- **WRITTEN REQUEST**
Only the lines from the one containing "Serialize everything readable" through the last line below should be written out, exactly and with both ends kept.
## begin INFORMATION GIVEN
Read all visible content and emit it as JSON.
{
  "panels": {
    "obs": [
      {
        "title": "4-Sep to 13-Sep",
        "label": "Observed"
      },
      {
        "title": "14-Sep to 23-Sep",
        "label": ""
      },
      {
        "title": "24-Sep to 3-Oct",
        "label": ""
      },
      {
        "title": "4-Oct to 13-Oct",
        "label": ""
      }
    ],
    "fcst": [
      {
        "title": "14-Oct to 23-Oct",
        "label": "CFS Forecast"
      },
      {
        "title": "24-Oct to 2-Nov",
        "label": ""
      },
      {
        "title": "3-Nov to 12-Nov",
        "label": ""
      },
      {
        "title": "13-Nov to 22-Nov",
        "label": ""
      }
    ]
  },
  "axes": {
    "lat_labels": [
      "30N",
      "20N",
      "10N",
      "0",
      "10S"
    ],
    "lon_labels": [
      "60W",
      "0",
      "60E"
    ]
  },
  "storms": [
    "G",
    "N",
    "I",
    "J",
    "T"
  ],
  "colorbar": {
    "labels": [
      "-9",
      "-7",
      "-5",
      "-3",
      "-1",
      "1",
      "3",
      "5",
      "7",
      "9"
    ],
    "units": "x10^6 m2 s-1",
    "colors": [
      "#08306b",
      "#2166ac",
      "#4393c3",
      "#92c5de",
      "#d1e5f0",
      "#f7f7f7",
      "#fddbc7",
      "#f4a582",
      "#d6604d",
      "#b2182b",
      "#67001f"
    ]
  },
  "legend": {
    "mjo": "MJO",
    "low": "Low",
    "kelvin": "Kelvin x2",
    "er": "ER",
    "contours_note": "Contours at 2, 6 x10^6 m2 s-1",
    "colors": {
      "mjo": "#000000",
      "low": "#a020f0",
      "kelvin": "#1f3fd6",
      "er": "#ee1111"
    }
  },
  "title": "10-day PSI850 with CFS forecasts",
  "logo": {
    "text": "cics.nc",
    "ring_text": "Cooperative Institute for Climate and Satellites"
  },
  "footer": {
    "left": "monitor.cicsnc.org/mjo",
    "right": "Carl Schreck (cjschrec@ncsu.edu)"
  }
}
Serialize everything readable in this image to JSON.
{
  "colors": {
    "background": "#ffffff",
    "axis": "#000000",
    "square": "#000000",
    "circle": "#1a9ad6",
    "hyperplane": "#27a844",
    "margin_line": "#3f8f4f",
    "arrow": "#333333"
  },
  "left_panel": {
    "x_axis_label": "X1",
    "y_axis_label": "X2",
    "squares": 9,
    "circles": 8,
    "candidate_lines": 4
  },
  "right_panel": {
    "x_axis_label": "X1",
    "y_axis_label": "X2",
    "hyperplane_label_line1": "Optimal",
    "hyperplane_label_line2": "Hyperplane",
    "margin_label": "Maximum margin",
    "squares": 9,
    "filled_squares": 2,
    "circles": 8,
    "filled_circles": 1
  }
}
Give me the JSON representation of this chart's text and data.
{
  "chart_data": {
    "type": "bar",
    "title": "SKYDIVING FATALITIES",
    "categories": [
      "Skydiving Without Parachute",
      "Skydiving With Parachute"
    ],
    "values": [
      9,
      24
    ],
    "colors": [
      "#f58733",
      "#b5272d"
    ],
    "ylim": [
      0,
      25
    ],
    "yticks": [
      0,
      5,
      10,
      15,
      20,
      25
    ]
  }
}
## end INFORMATION GIVEN
- **EXERCISE RESULT**
Serialize everything readable in this image to JSON.
{
  "colors": {
    "background": "#ffffff",
    "axis": "#000000",
    "square": "#000000",
    "circle": "#1a9ad6",
    "hyperplane": "#27a844",
    "margin_line": "#3f8f4f",
    "arrow": "#333333"
  },
  "left_panel": {
    "x_axis_label": "X1",
    "y_axis_label": "X2",
    "squares": 9,
    "circles": 8,
    "candidate_lines": 4
  },
  "right_panel": {
    "x_axis_label": "X1",
    "y_axis_label": "X2",
    "hyperplane_label_line1": "Optimal",
    "hyperplane_label_line2": "Hyperplane",
    "margin_label": "Maximum margin",
    "squares": 9,
    "filled_squares": 2,
    "circles": 8,
    "filled_circles": 1
  }
}
Give me the JSON representation of this chart's text and data.
{
  "chart_data": {
    "type": "bar",
    "title": "SKYDIVING FATALITIES",
    "categories": [
      "Skydiving Without Parachute",
      "Skydiving With Parachute"
    ],
    "values": [
      9,
      24
    ],
    "colors": [
      "#f58733",
      "#b5272d"
    ],
    "ylim": [
      0,
      25
    ],
    "yticks": [
      0,
      5,
      10,
      15,
      20,
      25
    ]
  }
}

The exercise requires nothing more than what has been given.